## Aim of the task
Every line of the material below should be repeated exactly.

## Data for this exercise
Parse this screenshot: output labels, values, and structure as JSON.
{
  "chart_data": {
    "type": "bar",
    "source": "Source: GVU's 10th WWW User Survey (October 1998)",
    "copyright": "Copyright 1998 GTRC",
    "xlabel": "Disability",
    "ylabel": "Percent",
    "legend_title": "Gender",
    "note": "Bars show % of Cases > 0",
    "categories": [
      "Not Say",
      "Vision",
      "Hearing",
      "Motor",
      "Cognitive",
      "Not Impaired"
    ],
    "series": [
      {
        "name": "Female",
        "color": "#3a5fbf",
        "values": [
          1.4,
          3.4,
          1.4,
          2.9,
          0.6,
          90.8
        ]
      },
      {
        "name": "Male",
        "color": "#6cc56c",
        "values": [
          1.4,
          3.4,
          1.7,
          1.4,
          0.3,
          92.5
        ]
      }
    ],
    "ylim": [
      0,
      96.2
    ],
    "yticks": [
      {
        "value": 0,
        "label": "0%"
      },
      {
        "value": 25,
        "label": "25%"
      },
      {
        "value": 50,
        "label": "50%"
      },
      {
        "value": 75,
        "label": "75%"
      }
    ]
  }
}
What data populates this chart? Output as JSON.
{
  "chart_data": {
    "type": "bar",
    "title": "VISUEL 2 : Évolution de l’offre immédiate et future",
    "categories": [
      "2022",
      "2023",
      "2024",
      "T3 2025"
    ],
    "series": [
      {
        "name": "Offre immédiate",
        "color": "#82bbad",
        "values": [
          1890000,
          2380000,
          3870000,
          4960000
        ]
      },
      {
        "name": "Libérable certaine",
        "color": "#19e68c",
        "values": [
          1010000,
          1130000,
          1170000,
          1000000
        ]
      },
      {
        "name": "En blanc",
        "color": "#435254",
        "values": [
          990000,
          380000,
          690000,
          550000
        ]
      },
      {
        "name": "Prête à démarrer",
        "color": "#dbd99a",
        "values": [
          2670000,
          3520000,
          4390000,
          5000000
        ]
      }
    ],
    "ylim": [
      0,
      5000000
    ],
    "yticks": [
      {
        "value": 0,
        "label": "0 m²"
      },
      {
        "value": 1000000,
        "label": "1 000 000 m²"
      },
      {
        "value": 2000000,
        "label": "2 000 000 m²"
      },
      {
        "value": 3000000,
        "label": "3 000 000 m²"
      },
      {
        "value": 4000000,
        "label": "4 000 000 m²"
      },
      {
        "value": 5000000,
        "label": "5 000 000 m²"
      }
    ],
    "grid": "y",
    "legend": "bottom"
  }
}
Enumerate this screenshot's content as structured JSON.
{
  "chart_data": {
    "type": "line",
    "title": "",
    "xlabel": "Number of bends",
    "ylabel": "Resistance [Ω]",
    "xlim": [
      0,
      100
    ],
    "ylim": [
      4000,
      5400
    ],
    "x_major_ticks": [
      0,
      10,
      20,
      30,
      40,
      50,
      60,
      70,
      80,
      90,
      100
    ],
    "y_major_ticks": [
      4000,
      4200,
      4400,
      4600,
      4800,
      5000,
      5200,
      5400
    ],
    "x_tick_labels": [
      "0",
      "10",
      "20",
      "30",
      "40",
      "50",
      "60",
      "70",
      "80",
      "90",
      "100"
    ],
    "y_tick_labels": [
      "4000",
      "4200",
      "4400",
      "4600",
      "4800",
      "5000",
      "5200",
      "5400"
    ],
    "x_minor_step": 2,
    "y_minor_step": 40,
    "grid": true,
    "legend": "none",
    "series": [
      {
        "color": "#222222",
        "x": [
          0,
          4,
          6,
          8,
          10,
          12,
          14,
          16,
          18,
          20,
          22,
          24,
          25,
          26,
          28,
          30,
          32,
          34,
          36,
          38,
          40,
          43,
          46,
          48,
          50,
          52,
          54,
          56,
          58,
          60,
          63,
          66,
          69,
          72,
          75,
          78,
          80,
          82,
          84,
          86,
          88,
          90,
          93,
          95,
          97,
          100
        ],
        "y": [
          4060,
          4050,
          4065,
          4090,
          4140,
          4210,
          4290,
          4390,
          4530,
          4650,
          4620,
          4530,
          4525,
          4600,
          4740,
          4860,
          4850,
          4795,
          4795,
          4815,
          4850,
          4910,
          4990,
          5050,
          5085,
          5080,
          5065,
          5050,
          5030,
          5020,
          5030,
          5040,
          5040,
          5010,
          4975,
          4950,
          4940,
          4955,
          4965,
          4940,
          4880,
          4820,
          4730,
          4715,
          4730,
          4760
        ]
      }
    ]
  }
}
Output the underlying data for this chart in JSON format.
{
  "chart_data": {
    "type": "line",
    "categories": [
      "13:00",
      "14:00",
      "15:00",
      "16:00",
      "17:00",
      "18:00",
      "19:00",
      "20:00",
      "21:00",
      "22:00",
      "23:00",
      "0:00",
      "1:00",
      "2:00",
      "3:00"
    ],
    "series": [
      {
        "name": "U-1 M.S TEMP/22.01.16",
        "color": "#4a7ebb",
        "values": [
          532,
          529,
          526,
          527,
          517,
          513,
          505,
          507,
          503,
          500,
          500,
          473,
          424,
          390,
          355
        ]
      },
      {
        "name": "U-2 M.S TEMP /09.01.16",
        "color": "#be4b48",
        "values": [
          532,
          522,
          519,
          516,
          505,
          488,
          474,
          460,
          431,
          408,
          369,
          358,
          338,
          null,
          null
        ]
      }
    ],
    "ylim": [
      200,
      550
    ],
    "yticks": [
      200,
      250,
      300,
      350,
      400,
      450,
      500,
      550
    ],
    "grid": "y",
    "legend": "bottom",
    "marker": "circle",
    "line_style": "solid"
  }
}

## Correct output
Parse this screenshot: output labels, values, and structure as JSON.
{
  "chart_data": {
    "type": "bar",
    "source": "Source: GVU's 10th WWW User Survey (October 1998)",
    "copyright": "Copyright 1998 GTRC",
    "xlabel": "Disability",
    "ylabel": "Percent",
    "legend_title": "Gender",
    "note": "Bars show % of Cases > 0",
    "categories": [
      "Not Say",
      "Vision",
      "Hearing",
      "Motor",
      "Cognitive",
      "Not Impaired"
    ],
    "series": [
      {
        "name": "Female",
        "color": "#3a5fbf",
        "values": [
          1.4,
          3.4,
          1.4,
          2.9,
          0.6,
          90.8
        ]
      },
      {
        "name": "Male",
        "color": "#6cc56c",
        "values": [
          1.4,
          3.4,
          1.7,
          1.4,
          0.3,
          92.5
        ]
      }
    ],
    "ylim": [
      0,
      96.2
    ],
    "yticks": [
      {
        "value": 0,
        "label": "0%"
      },
      {
        "value": 25,
        "label": "25%"
      },
      {
        "value": 50,
        "label": "50%"
      },
      {
        "value": 75,
        "label": "75%"
      }
    ]
  }
}
What data populates this chart? Output as JSON.
{
  "chart_data": {
    "type": "bar",
    "title": "VISUEL 2 : Évolution de l’offre immédiate et future",
    "categories": [
      "2022",
      "2023",
      "2024",
      "T3 2025"
    ],
    "series": [
      {
        "name": "Offre immédiate",
        "color": "#82bbad",
        "values": [
          1890000,
          2380000,
          3870000,
          4960000
        ]
      },
      {
        "name": "Libérable certaine",
        "color": "#19e68c",
        "values": [
          1010000,
          1130000,
          1170000,
          1000000
        ]
      },
      {
        "name": "En blanc",
        "color": "#435254",
        "values": [
          990000,
          380000,
          690000,
          550000
        ]
      },
      {
        "name": "Prête à démarrer",
        "color": "#dbd99a",
        "values": [
          2670000,
          3520000,
          4390000,
          5000000
        ]
      }
    ],
    "ylim": [
      0,
      5000000
    ],
    "yticks": [
      {
        "value": 0,
        "label": "0 m²"
      },
      {
        "value": 1000000,
        "label": "1 000 000 m²"
      },
      {
        "value": 2000000,
        "label": "2 000 000 m²"
      },
      {
        "value": 3000000,
        "label": "3 000 000 m²"
      },
      {
        "value": 4000000,
        "label": "4 000 000 m²"
      },
      {
        "value": 5000000,
        "label": "5 000 000 m²"
      }
    ],
    "grid": "y",
    "legend": "bottom"
  }
}
Enumerate this screenshot's content as structured JSON.
{
  "chart_data": {
    "type": "line",
    "title": "",
    "xlabel": "Number of bends",
    "ylabel": "Resistance [Ω]",
    "xlim": [
      0,
      100
    ],
    "ylim": [
      4000,
      5400
    ],
    "x_major_ticks": [
      0,
      10,
      20,
      30,
      40,
      50,
      60,
      70,
      80,
      90,
      100
    ],
    "y_major_ticks": [
      4000,
      4200,
      4400,
      4600,
      4800,
      5000,
      5200,
      5400
    ],
    "x_tick_labels": [
      "0",
      "10",
      "20",
      "30",
      "40",
      "50",
      "60",
      "70",
      "80",
      "90",
      "100"
    ],
    "y_tick_labels": [
      "4000",
      "4200",
      "4400",
      "4600",
      "4800",
      "5000",
      "5200",
      "5400"
    ],
    "x_minor_step": 2,
    "y_minor_step": 40,
    "grid": true,
    "legend": "none",
    "series": [
      {
        "color": "#222222",
        "x": [
          0,
          4,
          6,
          8,
          10,
          12,
          14,
          16,
          18,
          20,
          22,
          24,
          25,
          26,
          28,
          30,
          32,
          34,
          36,
          38,
          40,
          43,
          46,
          48,
          50,
          52,
          54,
          56,
          58,
          60,
          63,
          66,
          69,
          72,
          75,
          78,
          80,
          82,
          84,
          86,
          88,
          90,
          93,
          95,
          97,
          100
        ],
        "y": [
          4060,
          4050,
          4065,
          4090,
          4140,
          4210,
          4290,
          4390,
          4530,
          4650,
          4620,
          4530,
          4525,
          4600,
          4740,
          4860,
          4850,
          4795,
          4795,
          4815,
          4850,
          4910,
          4990,
          5050,
          5085,
          5080,
          5065,
          5050,
          5030,
          5020,
          5030,
          5040,
          5040,
          5010,
          4975,
          4950,
          4940,
          4955,
          4965,
          4940,
          4880,
          4820,
          4730,
          4715,
          4730,
          4760
        ]
      }
    ]
  }
}
Output the underlying data for this chart in JSON format.
{
  "chart_data": {
    "type": "line",
    "categories": [
      "13:00",
      "14:00",
      "15:00",
      "16:00",
      "17:00",
      "18:00",
      "19:00",
      "20:00",
      "21:00",
      "22:00",
      "23:00",
      "0:00",
      "1:00",
      "2:00",
      "3:00"
    ],
    "series": [
      {
        "name": "U-1 M.S TEMP/22.01.16",
        "color": "#4a7ebb",
        "values": [
          532,
          529,
          526,
          527,
          517,
          513,
          505,
          507,
          503,
          500,
          500,
          473,
          424,
          390,
          355
        ]
      },
      {
        "name": "U-2 M.S TEMP /09.01.16",
        "color": "#be4b48",
        "values": [
          532,
          522,
          519,
          516,
          505,
          488,
          474,
          460,
          431,
          408,
          369,
          358,
          338,
          null,
          null
        ]
      }
    ],
    "ylim": [
      200,
      550
    ],
    "yticks": [
      200,
      250,
      300,
      350,
      400,
      450,
      500,
      550
    ],
    "grid": "y",
    "legend": "bottom",
    "marker": "circle",
    "line_style": "solid"
  }
}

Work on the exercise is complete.